* Task directions
Print each of the entries exactly, leaving nothing out.

--- Start Data ---

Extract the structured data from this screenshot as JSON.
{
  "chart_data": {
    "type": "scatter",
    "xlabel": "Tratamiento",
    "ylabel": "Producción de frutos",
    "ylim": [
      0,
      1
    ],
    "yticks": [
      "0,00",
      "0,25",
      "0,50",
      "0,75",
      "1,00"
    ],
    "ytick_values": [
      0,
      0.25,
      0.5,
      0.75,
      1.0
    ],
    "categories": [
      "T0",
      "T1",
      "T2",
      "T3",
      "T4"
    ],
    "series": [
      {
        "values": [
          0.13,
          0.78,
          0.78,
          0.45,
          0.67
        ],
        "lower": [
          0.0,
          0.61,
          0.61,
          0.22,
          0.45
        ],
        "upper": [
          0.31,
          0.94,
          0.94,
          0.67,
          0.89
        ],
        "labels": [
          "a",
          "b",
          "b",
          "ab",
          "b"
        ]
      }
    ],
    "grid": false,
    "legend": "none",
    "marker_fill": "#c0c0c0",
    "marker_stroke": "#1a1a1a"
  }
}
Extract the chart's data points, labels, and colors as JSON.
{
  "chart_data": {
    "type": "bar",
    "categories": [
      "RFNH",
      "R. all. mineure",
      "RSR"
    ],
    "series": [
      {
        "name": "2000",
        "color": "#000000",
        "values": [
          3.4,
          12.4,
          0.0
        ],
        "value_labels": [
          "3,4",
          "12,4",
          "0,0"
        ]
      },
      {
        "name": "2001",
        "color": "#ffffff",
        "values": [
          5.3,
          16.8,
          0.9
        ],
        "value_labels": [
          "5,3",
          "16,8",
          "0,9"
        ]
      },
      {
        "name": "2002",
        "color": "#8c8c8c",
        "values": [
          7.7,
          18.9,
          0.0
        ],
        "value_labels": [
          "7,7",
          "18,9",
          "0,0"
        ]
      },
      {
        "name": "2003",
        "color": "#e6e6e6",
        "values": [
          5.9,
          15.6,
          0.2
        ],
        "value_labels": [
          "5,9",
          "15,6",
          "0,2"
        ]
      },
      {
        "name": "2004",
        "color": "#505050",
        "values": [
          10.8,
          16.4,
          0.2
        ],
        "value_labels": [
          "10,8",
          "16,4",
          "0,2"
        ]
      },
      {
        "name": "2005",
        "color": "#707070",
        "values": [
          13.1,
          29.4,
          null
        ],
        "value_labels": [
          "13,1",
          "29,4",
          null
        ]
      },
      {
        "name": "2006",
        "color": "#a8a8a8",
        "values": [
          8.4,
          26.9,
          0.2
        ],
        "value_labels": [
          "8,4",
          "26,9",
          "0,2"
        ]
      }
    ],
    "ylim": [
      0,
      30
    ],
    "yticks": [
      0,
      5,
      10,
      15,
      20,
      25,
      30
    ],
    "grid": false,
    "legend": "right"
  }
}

--- End Data ---

* Result of the task
Extract the structured data from this screenshot as JSON.
{
  "chart_data": {
    "type": "scatter",
    "xlabel": "Tratamiento",
    "ylabel": "Producción de frutos",
    "ylim": [
      0,
      1
    ],
    "yticks": [
      "0,00",
      "0,25",
      "0,50",
      "0,75",
      "1,00"
    ],
    "ytick_values": [
      0,
      0.25,
      0.5,
      0.75,
      1.0
    ],
    "categories": [
      "T0",
      "T1",
      "T2",
      "T3",
      "T4"
    ],
    "series": [
      {
        "values": [
          0.13,
          0.78,
          0.78,
          0.45,
          0.67
        ],
        "lower": [
          0.0,
          0.61,
          0.61,
          0.22,
          0.45
        ],
        "upper": [
          0.31,
          0.94,
          0.94,
          0.67,
          0.89
        ],
        "labels": [
          "a",
          "b",
          "b",
          "ab",
          "b"
        ]
      }
    ],
    "grid": false,
    "legend": "none",
    "marker_fill": "#c0c0c0",
    "marker_stroke": "#1a1a1a"
  }
}
Extract the chart's data points, labels, and colors as JSON.
{
  "chart_data": {
    "type": "bar",
    "categories": [
      "RFNH",
      "R. all. mineure",
      "RSR"
    ],
    "series": [
      {
        "name": "2000",
        "color": "#000000",
        "values": [
          3.4,
          12.4,
          0.0
        ],
        "value_labels": [
          "3,4",
          "12,4",
          "0,0"
        ]
      },
      {
        "name": "2001",
        "color": "#ffffff",
        "values": [
          5.3,
          16.8,
          0.9
        ],
        "value_labels": [
          "5,3",
          "16,8",
          "0,9"
        ]
      },
      {
        "name": "2002",
        "color": "#8c8c8c",
        "values": [
          7.7,
          18.9,
          0.0
        ],
        "value_labels": [
          "7,7",
          "18,9",
          "0,0"
        ]
      },
      {
        "name": "2003",
        "color": "#e6e6e6",
        "values": [
          5.9,
          15.6,
          0.2
        ],
        "value_labels": [
          "5,9",
          "15,6",
          "0,2"
        ]
      },
      {
        "name": "2004",
        "color": "#505050",
        "values": [
          10.8,
          16.4,
          0.2
        ],
        "value_labels": [
          "10,8",
          "16,4",
          "0,2"
        ]
      },
      {
        "name": "2005",
        "color": "#707070",
        "values": [
          13.1,
          29.4,
          null
        ],
        "value_labels": [
          "13,1",
          "29,4",
          null
        ]
      },
      {
        "name": "2006",
        "color": "#a8a8a8",
        "values": [
          8.4,
          26.9,
          0.2
        ],
        "value_labels": [
          "8,4",
          "26,9",
          "0,2"
        ]
      }
    ],
    "ylim": [
      0,
      30
    ],
    "yticks": [
      0,
      5,
      10,
      15,
      20,
      25,
      30
    ],
    "grid": false,
    "legend": "right"
  }
}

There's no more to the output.